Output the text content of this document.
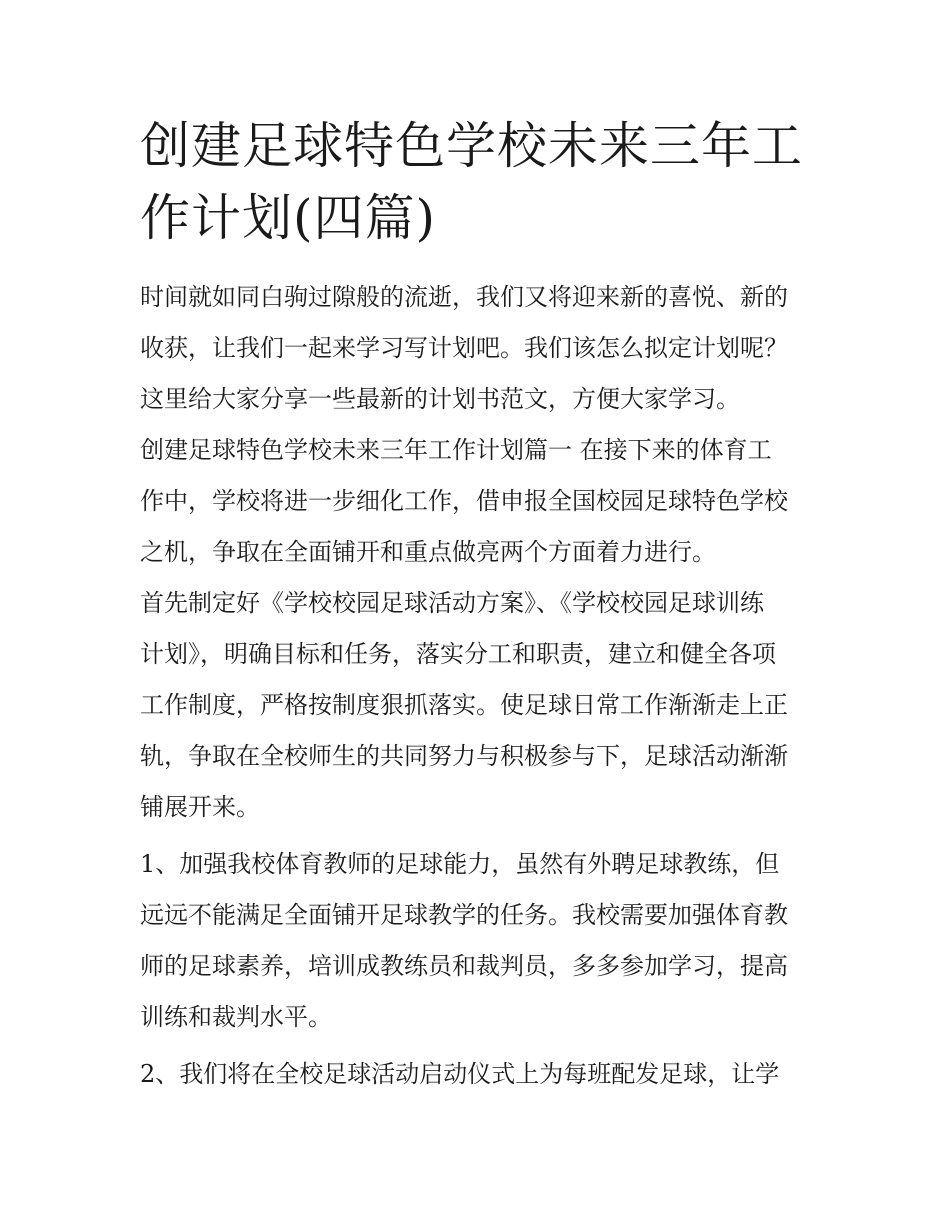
创建足球特色学校未来三年工
作计划(四篇)

时间就如同白驹过隙般的流逝，我们又将迎来新的喜悦、新的
收获，让我们一起来学习写计划吧。我们该怎么拟定计划呢？
这里给大家分享一些最新的计划书范文，方便大家学习。

创建足球特色学校未来三年工作计划篇一 在接下来的体育工
作中，学校将进一步细化工作，借申报全国校园足球特色学校
之机，争取在全面铺开和重点做亮两个方面着力进行。

首先制定好《学校校园足球活动方案》、《学校校园足球训练
计划》，明确目标和任务，落实分工和职责，建立和健全各项
工作制度，严格按制度狠抓落实。使足球日常工作渐渐走上正
轨，争取在全校师生的共同努力与积极参与下，足球活动渐渐
铺展开来。

1、加强我校体育教师的足球能力，虽然有外聘足球教练，但
远远不能满足全面铺开足球教学的任务。我校需要加强体育教
师的足球素养，培训成教练员和裁判员，多多参加学习，提高
训练和裁判水平。

2、我们将在全校足球活动启动仪式上为每班配发足球，让学
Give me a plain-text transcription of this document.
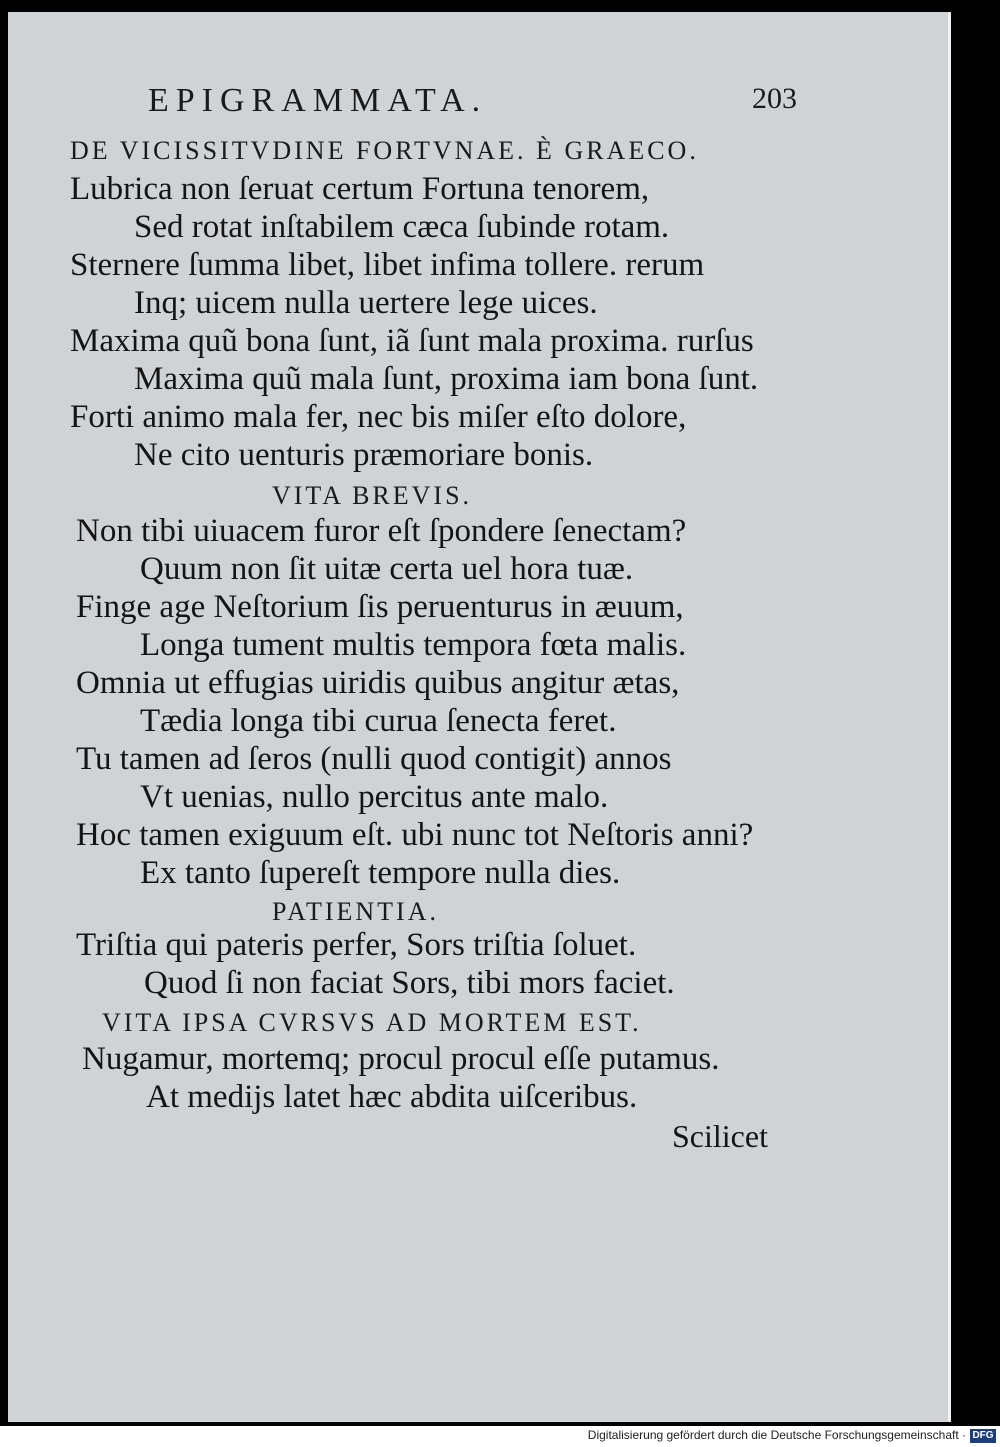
EPIGRAMMATA.	203
DE VICISSITVDINE FORTVNAE. È GRAECO.
Lubrica non ſeruat certum Fortuna tenorem,
Sed rotat inſtabilem cæca ſubinde rotam.
Sternere ſumma libet, libet infima tollere. rerum
Inq; uicem nulla uertere lege uices.
Maxima quũ bona ſunt, iã ſunt mala proxima. rurſus
Maxima quũ mala ſunt, proxima iam bona ſunt.
Forti animo mala fer, nec bis miſer eſto dolore,
Ne cito uenturis præmoriare bonis.
VITA BREVIS.
Non tibi uiuacem furor eſt ſpondere ſenectam?
Quum non ſit uitæ certa uel hora tuæ.
Finge age Neſtorium ſis peruenturus in æuum,
Longa tument multis tempora fœta malis.
Omnia ut effugias uiridis quibus angitur ætas,
Tædia longa tibi curua ſenecta feret.
Tu tamen ad ſeros (nulli quod contigit) annos
Vt uenias, nullo percitus ante malo.
Hoc tamen exiguum eſt. ubi nunc tot Neſtoris anni?
Ex tanto ſupereſt tempore nulla dies.
PATIENTIA.
Triſtia qui pateris perfer, Sors triſtia ſoluet.
Quod ſi non faciat Sors, tibi mors faciet.
VITA IPSA CVRSVS AD MORTEM EST.
Nugamur, mortemq; procul procul eſſe putamus.
At medijs latet hæc abdita uiſceribus.
Scilicet
Digitalisierung gefördert durch die Deutsche Forschungsgemeinschaft · DFG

* [Given instruction]:
Gather each line from the entries above that includes the word "bona".

* [Response to this task]:
Maxima quũ bona ſunt, iã ſunt mala proxima. rurſus
Maxima quũ mala ſunt, proxima iam bona ſunt.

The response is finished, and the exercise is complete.